Please write out everything from the start of the items down to and including the line containing "The infiltrated PCD table 244 is" as a numbered list, leaving out blank lines.

· · · · · · ·

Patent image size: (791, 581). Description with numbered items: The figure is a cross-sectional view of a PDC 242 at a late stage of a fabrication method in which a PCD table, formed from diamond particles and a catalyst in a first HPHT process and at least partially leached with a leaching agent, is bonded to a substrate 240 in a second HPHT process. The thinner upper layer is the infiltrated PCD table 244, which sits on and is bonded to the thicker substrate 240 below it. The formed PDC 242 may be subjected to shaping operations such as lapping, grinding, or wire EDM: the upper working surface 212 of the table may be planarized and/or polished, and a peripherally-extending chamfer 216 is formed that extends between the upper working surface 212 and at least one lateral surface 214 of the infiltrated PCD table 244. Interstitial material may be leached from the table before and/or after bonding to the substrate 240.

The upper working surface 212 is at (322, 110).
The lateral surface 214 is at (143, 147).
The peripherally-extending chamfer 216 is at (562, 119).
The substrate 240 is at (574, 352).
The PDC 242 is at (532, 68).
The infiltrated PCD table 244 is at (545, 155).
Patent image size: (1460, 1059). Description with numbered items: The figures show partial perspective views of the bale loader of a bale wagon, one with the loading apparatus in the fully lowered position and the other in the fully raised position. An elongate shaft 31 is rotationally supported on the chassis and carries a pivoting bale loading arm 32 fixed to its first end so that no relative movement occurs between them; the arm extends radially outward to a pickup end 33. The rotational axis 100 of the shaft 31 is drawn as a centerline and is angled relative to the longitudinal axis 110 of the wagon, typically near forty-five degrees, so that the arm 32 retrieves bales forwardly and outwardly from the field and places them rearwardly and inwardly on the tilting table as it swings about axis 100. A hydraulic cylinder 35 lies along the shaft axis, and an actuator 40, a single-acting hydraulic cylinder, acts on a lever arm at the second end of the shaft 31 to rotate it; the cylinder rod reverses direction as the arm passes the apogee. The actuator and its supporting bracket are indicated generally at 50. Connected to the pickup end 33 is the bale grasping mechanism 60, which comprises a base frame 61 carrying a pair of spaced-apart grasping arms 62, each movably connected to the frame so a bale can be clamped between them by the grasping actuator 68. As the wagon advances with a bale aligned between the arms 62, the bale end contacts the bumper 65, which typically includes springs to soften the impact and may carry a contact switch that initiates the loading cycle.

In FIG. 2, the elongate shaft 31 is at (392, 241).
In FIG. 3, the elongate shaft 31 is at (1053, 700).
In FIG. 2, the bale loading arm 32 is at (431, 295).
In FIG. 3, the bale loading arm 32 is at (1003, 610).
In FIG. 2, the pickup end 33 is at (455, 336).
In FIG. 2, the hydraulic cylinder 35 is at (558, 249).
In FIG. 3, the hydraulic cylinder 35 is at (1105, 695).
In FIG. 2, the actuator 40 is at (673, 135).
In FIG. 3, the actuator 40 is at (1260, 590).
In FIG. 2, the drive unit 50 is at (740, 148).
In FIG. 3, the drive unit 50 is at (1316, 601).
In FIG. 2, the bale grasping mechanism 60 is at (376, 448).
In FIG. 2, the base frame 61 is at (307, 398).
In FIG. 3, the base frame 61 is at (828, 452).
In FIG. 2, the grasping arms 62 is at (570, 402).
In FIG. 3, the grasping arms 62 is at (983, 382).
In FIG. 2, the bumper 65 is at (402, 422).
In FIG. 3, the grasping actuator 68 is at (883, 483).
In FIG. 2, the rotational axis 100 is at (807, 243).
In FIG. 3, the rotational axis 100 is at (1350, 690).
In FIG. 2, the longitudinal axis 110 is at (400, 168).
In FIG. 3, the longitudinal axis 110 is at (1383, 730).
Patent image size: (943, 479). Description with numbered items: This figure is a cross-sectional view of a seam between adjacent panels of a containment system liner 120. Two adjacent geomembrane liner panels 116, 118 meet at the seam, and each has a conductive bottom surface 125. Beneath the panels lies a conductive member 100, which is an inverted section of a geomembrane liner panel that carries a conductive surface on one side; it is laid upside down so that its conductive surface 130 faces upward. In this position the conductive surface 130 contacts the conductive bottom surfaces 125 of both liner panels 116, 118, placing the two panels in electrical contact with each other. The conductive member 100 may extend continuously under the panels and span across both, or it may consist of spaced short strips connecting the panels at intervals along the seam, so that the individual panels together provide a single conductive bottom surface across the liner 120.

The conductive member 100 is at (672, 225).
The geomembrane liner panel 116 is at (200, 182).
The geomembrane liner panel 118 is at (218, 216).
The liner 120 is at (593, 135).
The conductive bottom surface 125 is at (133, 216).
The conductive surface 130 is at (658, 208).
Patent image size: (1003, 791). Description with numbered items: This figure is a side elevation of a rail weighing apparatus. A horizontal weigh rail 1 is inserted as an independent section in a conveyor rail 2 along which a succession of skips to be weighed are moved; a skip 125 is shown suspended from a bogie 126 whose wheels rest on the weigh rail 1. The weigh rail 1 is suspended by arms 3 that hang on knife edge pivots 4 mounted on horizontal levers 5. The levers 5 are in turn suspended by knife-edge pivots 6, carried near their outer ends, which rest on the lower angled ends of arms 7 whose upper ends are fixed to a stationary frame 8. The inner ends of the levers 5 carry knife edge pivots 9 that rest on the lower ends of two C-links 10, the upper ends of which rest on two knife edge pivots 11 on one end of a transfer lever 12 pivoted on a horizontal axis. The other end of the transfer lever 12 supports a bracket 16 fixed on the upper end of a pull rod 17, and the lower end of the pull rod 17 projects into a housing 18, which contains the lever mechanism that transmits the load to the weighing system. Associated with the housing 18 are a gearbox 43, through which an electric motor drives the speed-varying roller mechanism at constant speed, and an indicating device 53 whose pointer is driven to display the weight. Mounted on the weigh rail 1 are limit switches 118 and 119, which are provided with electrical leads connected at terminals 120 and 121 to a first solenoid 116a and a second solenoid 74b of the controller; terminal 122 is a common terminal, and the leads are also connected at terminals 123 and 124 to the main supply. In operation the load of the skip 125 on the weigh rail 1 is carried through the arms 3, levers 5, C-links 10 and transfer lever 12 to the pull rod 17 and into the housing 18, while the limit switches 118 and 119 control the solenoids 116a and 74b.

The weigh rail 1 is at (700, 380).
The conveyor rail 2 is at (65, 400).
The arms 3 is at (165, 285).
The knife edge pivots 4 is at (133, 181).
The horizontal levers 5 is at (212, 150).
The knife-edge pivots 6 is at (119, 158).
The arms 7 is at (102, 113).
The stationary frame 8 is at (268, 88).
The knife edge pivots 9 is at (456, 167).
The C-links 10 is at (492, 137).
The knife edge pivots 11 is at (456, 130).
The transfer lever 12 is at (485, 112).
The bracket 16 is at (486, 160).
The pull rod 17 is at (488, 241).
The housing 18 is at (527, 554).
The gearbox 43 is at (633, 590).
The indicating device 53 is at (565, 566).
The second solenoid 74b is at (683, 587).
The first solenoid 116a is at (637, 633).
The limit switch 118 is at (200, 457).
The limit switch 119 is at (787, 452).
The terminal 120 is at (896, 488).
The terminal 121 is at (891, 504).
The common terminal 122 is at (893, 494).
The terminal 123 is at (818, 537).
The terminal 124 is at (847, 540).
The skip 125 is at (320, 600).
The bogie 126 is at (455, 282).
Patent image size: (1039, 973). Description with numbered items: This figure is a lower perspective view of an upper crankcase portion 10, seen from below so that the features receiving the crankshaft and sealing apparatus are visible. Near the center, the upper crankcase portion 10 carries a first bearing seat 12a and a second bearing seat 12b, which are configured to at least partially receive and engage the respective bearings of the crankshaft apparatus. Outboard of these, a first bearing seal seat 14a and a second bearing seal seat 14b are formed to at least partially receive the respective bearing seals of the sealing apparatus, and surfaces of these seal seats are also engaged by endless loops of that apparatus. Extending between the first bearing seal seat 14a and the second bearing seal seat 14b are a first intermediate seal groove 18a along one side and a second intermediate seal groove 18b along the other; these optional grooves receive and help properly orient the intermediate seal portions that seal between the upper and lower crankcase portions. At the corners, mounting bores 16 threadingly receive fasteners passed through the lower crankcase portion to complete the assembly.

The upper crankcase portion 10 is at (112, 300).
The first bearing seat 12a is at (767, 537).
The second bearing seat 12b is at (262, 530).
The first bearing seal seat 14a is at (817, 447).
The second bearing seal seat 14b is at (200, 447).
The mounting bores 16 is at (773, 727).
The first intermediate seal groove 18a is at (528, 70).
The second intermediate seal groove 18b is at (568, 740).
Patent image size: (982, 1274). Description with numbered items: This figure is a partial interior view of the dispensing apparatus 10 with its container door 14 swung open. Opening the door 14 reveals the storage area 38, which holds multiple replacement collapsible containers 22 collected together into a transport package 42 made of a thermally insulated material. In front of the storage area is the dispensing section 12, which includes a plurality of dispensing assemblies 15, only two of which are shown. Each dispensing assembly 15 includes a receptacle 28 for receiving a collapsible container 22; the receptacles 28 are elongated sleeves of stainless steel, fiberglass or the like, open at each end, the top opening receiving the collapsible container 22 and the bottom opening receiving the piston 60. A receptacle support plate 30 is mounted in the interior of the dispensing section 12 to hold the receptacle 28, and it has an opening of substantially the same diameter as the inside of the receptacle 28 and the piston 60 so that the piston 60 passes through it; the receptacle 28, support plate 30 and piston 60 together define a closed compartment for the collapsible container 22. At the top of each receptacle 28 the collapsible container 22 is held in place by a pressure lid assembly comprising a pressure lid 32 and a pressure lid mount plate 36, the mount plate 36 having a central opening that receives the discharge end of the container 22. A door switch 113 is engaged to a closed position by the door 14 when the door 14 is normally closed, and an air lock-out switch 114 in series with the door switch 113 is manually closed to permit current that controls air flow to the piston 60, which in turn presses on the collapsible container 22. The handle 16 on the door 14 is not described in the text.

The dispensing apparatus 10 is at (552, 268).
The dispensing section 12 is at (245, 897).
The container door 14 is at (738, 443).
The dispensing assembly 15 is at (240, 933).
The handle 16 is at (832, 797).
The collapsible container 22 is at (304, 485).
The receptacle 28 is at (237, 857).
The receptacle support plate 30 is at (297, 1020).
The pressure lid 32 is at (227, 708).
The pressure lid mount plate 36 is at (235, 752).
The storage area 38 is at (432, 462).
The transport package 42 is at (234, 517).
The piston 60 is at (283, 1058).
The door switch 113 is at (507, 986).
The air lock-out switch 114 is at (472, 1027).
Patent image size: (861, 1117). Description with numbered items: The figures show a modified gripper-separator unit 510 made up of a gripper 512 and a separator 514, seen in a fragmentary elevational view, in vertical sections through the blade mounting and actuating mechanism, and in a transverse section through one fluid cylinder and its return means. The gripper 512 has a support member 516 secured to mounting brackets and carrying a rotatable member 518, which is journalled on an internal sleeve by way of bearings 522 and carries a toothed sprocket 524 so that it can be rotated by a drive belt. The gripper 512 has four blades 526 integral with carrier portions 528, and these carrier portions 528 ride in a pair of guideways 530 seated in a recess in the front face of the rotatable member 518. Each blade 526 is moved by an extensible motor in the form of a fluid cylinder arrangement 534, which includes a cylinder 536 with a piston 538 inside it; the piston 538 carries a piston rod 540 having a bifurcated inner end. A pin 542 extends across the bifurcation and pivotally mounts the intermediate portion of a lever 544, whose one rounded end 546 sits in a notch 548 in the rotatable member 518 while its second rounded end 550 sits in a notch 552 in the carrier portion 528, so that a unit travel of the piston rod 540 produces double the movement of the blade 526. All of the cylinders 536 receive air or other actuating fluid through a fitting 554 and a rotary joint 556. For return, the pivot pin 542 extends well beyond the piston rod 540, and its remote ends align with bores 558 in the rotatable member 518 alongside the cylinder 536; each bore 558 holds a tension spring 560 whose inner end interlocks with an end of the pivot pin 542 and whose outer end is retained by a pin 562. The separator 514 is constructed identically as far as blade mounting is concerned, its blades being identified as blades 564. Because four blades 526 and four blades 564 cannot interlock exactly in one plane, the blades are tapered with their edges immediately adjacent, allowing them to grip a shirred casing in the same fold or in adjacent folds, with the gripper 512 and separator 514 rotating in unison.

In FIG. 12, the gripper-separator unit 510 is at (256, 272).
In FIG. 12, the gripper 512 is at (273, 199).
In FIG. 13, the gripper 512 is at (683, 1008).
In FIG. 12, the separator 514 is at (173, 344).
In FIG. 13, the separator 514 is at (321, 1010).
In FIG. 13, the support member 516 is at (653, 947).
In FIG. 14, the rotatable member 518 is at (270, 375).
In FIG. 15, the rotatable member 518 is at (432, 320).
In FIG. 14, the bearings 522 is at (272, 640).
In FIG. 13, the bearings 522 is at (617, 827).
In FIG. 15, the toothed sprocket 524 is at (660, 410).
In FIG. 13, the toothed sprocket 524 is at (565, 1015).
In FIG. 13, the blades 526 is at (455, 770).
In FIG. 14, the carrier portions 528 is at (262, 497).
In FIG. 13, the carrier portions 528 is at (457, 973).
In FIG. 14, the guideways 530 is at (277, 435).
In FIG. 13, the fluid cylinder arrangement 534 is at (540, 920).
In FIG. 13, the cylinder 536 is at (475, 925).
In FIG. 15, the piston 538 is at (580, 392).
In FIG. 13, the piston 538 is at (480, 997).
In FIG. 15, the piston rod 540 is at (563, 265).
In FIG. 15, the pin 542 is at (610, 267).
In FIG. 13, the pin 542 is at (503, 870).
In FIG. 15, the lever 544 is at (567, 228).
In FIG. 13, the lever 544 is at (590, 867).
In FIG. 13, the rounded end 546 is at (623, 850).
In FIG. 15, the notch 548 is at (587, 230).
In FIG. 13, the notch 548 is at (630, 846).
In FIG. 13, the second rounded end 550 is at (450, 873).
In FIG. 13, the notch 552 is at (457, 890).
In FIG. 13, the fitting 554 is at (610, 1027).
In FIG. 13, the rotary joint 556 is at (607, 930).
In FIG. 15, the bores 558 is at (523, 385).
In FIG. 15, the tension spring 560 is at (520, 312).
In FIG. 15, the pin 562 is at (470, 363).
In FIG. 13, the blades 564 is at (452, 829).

· · · · · · ·

## SOLUTION FOR THIS PROBLEM
1. Patent image size: (791, 581). Description with numbered items: The figure is a cross-sectional view of a PDC 242 at a late stage of a fabrication method in which a PCD table, formed from diamond particles and a catalyst in a first HPHT process and at least partially leached with a leaching agent, is bonded to a substrate 240 in a second HPHT process. The thinner upper layer is the infiltrated PCD table 244, which sits on and is bonded to the thicker substrate 240 below it. The formed PDC 242 may be subjected to shaping operations such as lapping, grinding, or wire EDM: the upper working surface 212 of the table may be planarized and/or polished, and a peripherally-extending chamfer 216 is formed that extends between the upper working surface 212 and at least one lateral surface 214 of the infiltrated PCD table 244. Interstitial material may be leached from the table before and/or after bonding to the substrate 240.
2. The upper working surface 212 is at (322, 110).
3. The lateral surface 214 is at (143, 147).
4. The peripherally-extending chamfer 216 is at (562, 119).
5. The substrate 240 is at (574, 352).
6. The PDC 242 is at (532, 68).
7. The infiltrated PCD table 244 is at (545, 155).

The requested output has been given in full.